(Stored records)
+++++
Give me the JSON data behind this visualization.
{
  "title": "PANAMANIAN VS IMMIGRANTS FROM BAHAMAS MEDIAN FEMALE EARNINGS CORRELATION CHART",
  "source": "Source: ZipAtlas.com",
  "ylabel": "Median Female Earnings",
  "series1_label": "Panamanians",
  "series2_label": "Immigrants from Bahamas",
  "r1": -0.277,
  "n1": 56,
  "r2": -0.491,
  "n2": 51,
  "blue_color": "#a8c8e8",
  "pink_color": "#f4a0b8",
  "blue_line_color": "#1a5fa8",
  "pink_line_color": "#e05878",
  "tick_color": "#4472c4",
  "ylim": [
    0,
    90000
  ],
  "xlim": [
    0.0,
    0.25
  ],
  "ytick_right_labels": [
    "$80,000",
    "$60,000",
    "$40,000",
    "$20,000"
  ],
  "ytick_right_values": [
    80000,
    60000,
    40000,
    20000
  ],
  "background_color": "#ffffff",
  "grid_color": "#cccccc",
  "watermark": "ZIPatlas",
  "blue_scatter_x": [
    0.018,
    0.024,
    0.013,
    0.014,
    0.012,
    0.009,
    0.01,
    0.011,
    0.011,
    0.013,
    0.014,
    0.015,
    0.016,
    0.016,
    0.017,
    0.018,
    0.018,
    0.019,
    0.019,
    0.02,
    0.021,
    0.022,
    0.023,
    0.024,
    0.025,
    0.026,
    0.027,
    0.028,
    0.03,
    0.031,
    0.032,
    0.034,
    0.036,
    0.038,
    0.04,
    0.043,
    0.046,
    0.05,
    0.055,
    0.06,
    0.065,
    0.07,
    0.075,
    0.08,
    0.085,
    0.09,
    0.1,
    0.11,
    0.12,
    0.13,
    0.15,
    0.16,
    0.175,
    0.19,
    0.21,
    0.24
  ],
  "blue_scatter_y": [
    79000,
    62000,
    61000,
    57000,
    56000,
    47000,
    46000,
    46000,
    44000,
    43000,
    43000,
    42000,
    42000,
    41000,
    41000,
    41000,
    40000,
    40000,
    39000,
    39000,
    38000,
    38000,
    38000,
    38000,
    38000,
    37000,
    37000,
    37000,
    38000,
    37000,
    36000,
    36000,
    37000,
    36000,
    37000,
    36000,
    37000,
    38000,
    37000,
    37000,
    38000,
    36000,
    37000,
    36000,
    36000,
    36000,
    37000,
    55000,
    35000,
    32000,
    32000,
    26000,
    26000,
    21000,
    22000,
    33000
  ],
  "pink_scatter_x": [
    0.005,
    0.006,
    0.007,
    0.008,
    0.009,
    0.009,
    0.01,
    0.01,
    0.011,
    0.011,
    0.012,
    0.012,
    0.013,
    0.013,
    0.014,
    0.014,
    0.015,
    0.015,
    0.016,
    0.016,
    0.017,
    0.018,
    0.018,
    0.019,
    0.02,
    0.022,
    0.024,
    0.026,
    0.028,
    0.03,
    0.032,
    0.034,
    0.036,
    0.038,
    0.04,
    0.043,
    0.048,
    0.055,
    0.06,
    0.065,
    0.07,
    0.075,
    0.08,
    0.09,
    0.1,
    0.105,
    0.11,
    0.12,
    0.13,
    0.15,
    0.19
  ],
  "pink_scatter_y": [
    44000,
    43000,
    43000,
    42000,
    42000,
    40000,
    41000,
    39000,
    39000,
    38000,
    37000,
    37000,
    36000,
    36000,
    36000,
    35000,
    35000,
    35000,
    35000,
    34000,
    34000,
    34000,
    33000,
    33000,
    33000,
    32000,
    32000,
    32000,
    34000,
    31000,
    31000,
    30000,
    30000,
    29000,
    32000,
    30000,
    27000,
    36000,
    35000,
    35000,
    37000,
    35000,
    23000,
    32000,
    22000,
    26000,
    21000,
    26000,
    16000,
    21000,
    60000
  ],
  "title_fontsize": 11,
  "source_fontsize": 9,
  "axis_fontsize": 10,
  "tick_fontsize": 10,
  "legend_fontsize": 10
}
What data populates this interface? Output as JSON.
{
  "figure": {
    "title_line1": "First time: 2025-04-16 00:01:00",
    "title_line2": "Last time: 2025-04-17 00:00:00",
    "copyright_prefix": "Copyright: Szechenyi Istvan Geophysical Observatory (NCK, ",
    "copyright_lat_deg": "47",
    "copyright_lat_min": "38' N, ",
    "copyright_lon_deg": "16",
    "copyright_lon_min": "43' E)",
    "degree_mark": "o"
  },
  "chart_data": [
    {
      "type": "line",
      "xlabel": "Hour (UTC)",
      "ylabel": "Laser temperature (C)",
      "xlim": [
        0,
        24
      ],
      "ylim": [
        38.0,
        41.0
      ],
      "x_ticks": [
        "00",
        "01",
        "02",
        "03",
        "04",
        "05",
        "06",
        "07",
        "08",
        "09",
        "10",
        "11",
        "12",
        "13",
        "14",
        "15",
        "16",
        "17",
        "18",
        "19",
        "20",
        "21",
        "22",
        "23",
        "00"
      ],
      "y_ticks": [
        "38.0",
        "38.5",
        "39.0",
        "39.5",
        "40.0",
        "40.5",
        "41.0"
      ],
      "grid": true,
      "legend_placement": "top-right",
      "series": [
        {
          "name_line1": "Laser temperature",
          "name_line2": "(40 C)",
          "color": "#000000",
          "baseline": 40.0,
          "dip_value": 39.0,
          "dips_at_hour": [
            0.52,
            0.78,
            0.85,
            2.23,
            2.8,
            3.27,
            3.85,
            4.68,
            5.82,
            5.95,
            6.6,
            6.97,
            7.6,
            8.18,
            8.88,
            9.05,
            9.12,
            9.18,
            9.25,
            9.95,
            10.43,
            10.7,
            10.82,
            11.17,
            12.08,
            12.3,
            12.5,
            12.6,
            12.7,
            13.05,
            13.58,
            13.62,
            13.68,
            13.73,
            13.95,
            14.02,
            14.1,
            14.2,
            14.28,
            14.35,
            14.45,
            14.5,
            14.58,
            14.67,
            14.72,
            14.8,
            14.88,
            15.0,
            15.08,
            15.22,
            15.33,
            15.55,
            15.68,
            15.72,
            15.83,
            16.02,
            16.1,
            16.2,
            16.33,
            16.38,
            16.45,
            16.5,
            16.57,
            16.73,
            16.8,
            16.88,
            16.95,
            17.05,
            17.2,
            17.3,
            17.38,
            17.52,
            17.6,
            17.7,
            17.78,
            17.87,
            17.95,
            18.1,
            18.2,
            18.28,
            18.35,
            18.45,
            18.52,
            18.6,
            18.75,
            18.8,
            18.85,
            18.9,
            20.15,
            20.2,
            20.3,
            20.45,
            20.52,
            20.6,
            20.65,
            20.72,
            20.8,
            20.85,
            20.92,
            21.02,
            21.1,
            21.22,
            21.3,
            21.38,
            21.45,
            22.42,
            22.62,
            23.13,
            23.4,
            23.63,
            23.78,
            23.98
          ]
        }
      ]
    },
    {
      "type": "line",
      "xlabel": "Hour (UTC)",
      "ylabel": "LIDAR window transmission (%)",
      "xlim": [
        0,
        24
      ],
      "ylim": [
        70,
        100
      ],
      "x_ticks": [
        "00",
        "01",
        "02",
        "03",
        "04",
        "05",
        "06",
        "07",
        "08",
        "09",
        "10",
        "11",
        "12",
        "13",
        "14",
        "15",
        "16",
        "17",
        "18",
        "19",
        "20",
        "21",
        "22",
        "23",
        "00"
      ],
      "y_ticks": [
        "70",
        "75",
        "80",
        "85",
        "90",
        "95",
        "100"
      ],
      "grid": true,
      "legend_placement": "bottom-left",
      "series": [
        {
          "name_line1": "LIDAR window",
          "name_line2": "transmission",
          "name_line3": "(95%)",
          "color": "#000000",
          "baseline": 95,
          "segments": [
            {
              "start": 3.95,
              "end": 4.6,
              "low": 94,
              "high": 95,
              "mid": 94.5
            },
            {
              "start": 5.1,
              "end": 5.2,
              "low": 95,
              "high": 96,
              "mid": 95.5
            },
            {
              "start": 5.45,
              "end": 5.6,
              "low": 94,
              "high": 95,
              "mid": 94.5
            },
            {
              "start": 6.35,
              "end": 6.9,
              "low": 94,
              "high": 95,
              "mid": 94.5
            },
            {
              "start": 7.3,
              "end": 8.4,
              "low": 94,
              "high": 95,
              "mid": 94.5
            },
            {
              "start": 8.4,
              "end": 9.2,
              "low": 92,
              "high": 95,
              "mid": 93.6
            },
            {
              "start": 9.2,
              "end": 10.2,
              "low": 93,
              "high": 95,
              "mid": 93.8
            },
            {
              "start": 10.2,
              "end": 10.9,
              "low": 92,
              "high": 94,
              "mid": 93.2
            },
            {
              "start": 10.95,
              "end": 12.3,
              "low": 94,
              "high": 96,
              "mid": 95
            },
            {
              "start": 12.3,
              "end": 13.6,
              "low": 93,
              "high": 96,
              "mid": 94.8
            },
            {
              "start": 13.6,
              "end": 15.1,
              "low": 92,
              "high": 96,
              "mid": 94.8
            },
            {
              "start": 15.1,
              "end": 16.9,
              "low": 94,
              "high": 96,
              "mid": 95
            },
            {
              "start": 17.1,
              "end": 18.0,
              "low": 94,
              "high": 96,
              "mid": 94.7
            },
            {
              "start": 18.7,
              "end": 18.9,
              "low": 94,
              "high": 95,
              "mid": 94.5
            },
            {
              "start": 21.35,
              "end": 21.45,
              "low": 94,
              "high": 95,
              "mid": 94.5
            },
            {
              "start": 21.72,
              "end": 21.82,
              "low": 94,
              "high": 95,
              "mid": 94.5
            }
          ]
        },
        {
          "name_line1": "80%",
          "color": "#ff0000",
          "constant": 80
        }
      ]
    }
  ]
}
+++++
→ Set exercise
Pull every line containing the word "this" out of the material.

→ Completed exercise
Give me the JSON data behind this visualization.
What data populates this interface? Output as JSON.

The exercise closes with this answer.